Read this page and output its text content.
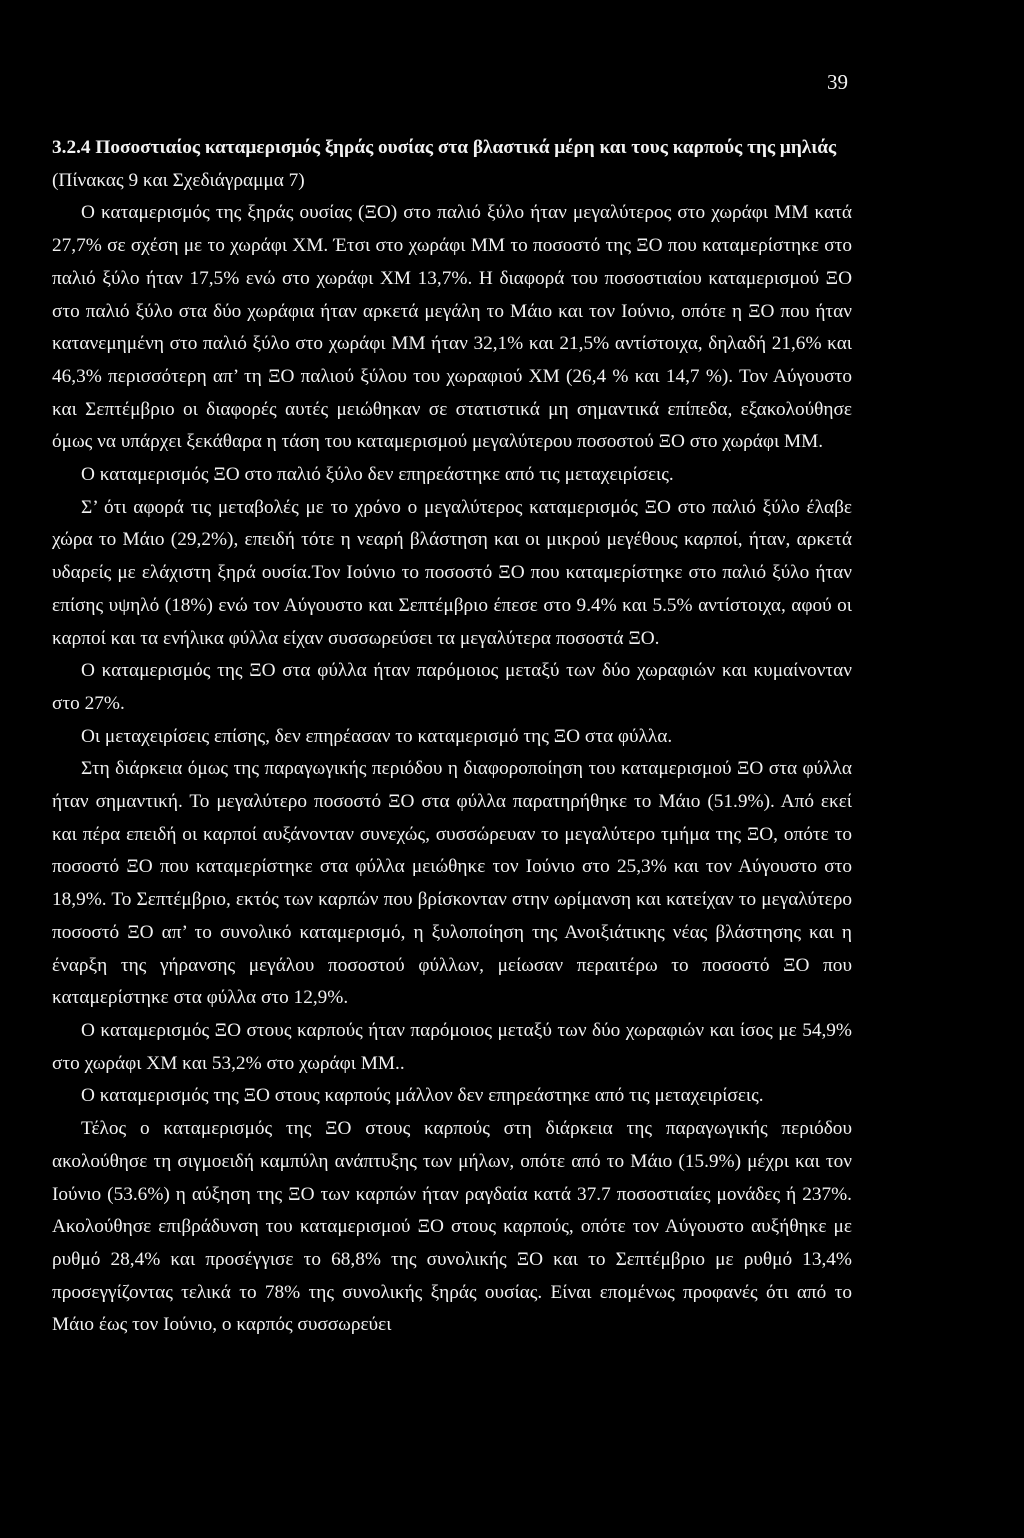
39

3.2.4 Ποσοστιαίος καταμερισμός ξηράς ουσίας στα βλαστικά μέρη και τους καρπούς της μηλιάς (Πίνακας 9 και Σχεδιάγραμμα 7)

Ο καταμερισμός της ξηράς ουσίας (ΞΟ) στο παλιό ξύλο ήταν μεγαλύτερος στο χωράφι ΜΜ κατά 27,7% σε σχέση με το χωράφι ΧΜ. Έτσι στο χωράφι ΜΜ το ποσοστό της ΞΟ που καταμερίστηκε στο παλιό ξύλο ήταν 17,5% ενώ στο χωράφι ΧΜ 13,7%. Η διαφορά του ποσοστιαίου καταμερισμού ΞΟ στο παλιό ξύλο στα δύο χωράφια ήταν αρκετά μεγάλη το Μάιο και τον Ιούνιο, οπότε η ΞΟ που ήταν κατανεμημένη στο παλιό ξύλο στο χωράφι ΜΜ ήταν 32,1% και 21,5% αντίστοιχα, δηλαδή 21,6% και 46,3% περισσότερη απ’ τη ΞΟ παλιού ξύλου του χωραφιού ΧΜ (26,4 % και 14,7 %). Τον Αύγουστο και Σεπτέμβριο οι διαφορές αυτές μειώθηκαν σε στατιστικά μη σημαντικά επίπεδα, εξακολούθησε όμως να υπάρχει ξεκάθαρα η τάση του καταμερισμού μεγαλύτερου ποσοστού ΞΟ στο χωράφι ΜΜ.

Ο καταμερισμός ΞΟ στο παλιό ξύλο δεν επηρεάστηκε από τις μεταχειρίσεις.

Σ’ ότι αφορά τις μεταβολές με το χρόνο ο μεγαλύτερος καταμερισμός ΞΟ στο παλιό ξύλο έλαβε χώρα το Μάιο (29,2%), επειδή τότε η νεαρή βλάστηση και οι μικρού μεγέθους καρποί, ήταν, αρκετά υδαρείς με ελάχιστη ξηρά ουσία.Τον Ιούνιο το ποσοστό ΞΟ που καταμερίστηκε στο παλιό ξύλο ήταν επίσης υψηλό (18%) ενώ τον Αύγουστο και Σεπτέμβριο έπεσε στο 9.4% και 5.5% αντίστοιχα, αφού οι καρποί και τα ενήλικα φύλλα είχαν συσσωρεύσει τα μεγαλύτερα ποσοστά ΞΟ.

Ο καταμερισμός της ΞΟ στα φύλλα ήταν παρόμοιος μεταξύ των δύο χωραφιών και κυμαίνονταν στο 27%.

Οι μεταχειρίσεις επίσης, δεν επηρέασαν το καταμερισμό της ΞΟ στα φύλλα.

Στη διάρκεια όμως της παραγωγικής περιόδου η διαφοροποίηση του καταμερισμού ΞΟ στα φύλλα ήταν σημαντική. Το μεγαλύτερο ποσοστό ΞΟ στα φύλλα παρατηρήθηκε το Μάιο (51.9%). Από εκεί και πέρα επειδή οι καρποί αυξάνονταν συνεχώς, συσσώρευαν το μεγαλύτερο τμήμα της ΞΟ, οπότε το ποσοστό ΞΟ που καταμερίστηκε στα φύλλα μειώθηκε τον Ιούνιο στο 25,3% και τον Αύγουστο στο 18,9%. Το Σεπτέμβριο, εκτός των καρπών που βρίσκονταν στην ωρίμανση και κατείχαν το μεγαλύτερο ποσοστό ΞΟ απ’ το συνολικό καταμερισμό, η ξυλοποίηση της Ανοιξιάτικης νέας βλάστησης και η έναρξη της γήρανσης μεγάλου ποσοστού φύλλων, μείωσαν περαιτέρω το ποσοστό ΞΟ που καταμερίστηκε στα φύλλα στο 12,9%.

Ο καταμερισμός ΞΟ στους καρπούς ήταν παρόμοιος μεταξύ των δύο χωραφιών και ίσος με 54,9% στο χωράφι ΧΜ και 53,2% στο χωράφι ΜΜ..

Ο καταμερισμός της ΞΟ στους καρπούς μάλλον δεν επηρεάστηκε από τις μεταχειρίσεις.

Τέλος ο καταμερισμός της ΞΟ στους καρπούς στη διάρκεια της παραγωγικής περιόδου ακολούθησε τη σιγμοειδή καμπύλη ανάπτυξης των μήλων, οπότε από το Μάιο (15.9%) μέχρι και τον Ιούνιο (53.6%) η αύξηση της ΞΟ των καρπών ήταν ραγδαία κατά 37.7 ποσοστιαίες μονάδες ή 237%. Ακολούθησε επιβράδυνση του καταμερισμού ΞΟ στους καρπούς, οπότε τον Αύγουστο αυξήθηκε με ρυθμό 28,4% και προσέγγισε το 68,8% της συνολικής ΞΟ και το Σεπτέμβριο με ρυθμό 13,4% προσεγγίζοντας τελικά το 78% της συνολικής ξηράς ουσίας. Είναι επομένως προφανές ότι από το Μάιο έως τον Ιούνιο, ο καρπός συσσωρεύει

---

Goal of the exercise –
Go through the records above, find every line with the word "επηρεάστηκε", and list those lines.

The result –
Ο καταμερισμός ΞΟ στο παλιό ξύλο δεν επηρεάστηκε από τις μεταχειρίσεις.
Ο καταμερισμός της ΞΟ στους καρπούς μάλλον δεν επηρεάστηκε από τις μεταχειρίσεις.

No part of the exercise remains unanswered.